Excerpt from a dataset:
-*-

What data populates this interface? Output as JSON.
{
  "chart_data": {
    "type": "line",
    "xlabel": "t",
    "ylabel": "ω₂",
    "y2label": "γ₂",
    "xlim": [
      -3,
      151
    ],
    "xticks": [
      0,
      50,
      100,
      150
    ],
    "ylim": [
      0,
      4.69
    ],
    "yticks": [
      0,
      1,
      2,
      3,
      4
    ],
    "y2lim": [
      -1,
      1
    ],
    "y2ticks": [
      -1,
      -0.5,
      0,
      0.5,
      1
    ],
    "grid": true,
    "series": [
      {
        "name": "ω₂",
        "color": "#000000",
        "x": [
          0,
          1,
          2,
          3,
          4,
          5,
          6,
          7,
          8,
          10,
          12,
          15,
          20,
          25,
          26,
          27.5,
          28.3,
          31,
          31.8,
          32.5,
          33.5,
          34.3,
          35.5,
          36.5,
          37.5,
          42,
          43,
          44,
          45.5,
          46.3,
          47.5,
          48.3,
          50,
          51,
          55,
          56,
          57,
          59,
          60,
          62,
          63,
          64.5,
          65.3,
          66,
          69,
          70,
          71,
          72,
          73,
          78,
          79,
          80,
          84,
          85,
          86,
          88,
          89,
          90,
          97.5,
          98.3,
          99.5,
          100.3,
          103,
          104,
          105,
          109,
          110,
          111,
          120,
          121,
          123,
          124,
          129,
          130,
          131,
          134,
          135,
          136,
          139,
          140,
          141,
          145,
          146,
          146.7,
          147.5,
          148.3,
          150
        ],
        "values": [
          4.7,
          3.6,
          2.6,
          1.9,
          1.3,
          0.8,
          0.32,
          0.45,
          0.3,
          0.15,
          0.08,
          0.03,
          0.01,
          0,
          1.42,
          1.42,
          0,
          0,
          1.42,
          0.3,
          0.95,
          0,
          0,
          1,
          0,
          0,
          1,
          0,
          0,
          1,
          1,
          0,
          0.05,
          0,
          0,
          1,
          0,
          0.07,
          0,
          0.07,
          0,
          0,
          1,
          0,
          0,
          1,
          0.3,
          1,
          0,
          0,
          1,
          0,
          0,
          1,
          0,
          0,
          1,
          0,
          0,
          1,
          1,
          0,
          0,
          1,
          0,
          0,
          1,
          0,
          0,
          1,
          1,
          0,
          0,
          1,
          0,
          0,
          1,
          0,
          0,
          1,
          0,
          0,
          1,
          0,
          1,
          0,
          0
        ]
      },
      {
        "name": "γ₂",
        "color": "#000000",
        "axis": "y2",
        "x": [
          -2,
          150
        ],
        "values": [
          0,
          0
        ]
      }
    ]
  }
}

-*-

Given task: Quote the whole listing above, leaving nothing out.

Response for this exercise:
What data populates this interface? Output as JSON.
{
  "chart_data": {
    "type": "line",
    "xlabel": "t",
    "ylabel": "ω₂",
    "y2label": "γ₂",
    "xlim": [
      -3,
      151
    ],
    "xticks": [
      0,
      50,
      100,
      150
    ],
    "ylim": [
      0,
      4.69
    ],
    "yticks": [
      0,
      1,
      2,
      3,
      4
    ],
    "y2lim": [
      -1,
      1
    ],
    "y2ticks": [
      -1,
      -0.5,
      0,
      0.5,
      1
    ],
    "grid": true,
    "series": [
      {
        "name": "ω₂",
        "color": "#000000",
        "x": [
          0,
          1,
          2,
          3,
          4,
          5,
          6,
          7,
          8,
          10,
          12,
          15,
          20,
          25,
          26,
          27.5,
          28.3,
          31,
          31.8,
          32.5,
          33.5,
          34.3,
          35.5,
          36.5,
          37.5,
          42,
          43,
          44,
          45.5,
          46.3,
          47.5,
          48.3,
          50,
          51,
          55,
          56,
          57,
          59,
          60,
          62,
          63,
          64.5,
          65.3,
          66,
          69,
          70,
          71,
          72,
          73,
          78,
          79,
          80,
          84,
          85,
          86,
          88,
          89,
          90,
          97.5,
          98.3,
          99.5,
          100.3,
          103,
          104,
          105,
          109,
          110,
          111,
          120,
          121,
          123,
          124,
          129,
          130,
          131,
          134,
          135,
          136,
          139,
          140,
          141,
          145,
          146,
          146.7,
          147.5,
          148.3,
          150
        ],
        "values": [
          4.7,
          3.6,
          2.6,
          1.9,
          1.3,
          0.8,
          0.32,
          0.45,
          0.3,
          0.15,
          0.08,
          0.03,
          0.01,
          0,
          1.42,
          1.42,
          0,
          0,
          1.42,
          0.3,
          0.95,
          0,
          0,
          1,
          0,
          0,
          1,
          0,
          0,
          1,
          1,
          0,
          0.05,
          0,
          0,
          1,
          0,
          0.07,
          0,
          0.07,
          0,
          0,
          1,
          0,
          0,
          1,
          0.3,
          1,
          0,
          0,
          1,
          0,
          0,
          1,
          0,
          0,
          1,
          0,
          0,
          1,
          1,
          0,
          0,
          1,
          0,
          0,
          1,
          0,
          0,
          1,
          1,
          0,
          0,
          1,
          0,
          0,
          1,
          0,
          0,
          1,
          0,
          0,
          1,
          0,
          1,
          0,
          0
        ]
      },
      {
        "name": "γ₂",
        "color": "#000000",
        "axis": "y2",
        "x": [
          -2,
          150
        ],
        "values": [
          0,
          0
        ]
      }
    ]
  }
}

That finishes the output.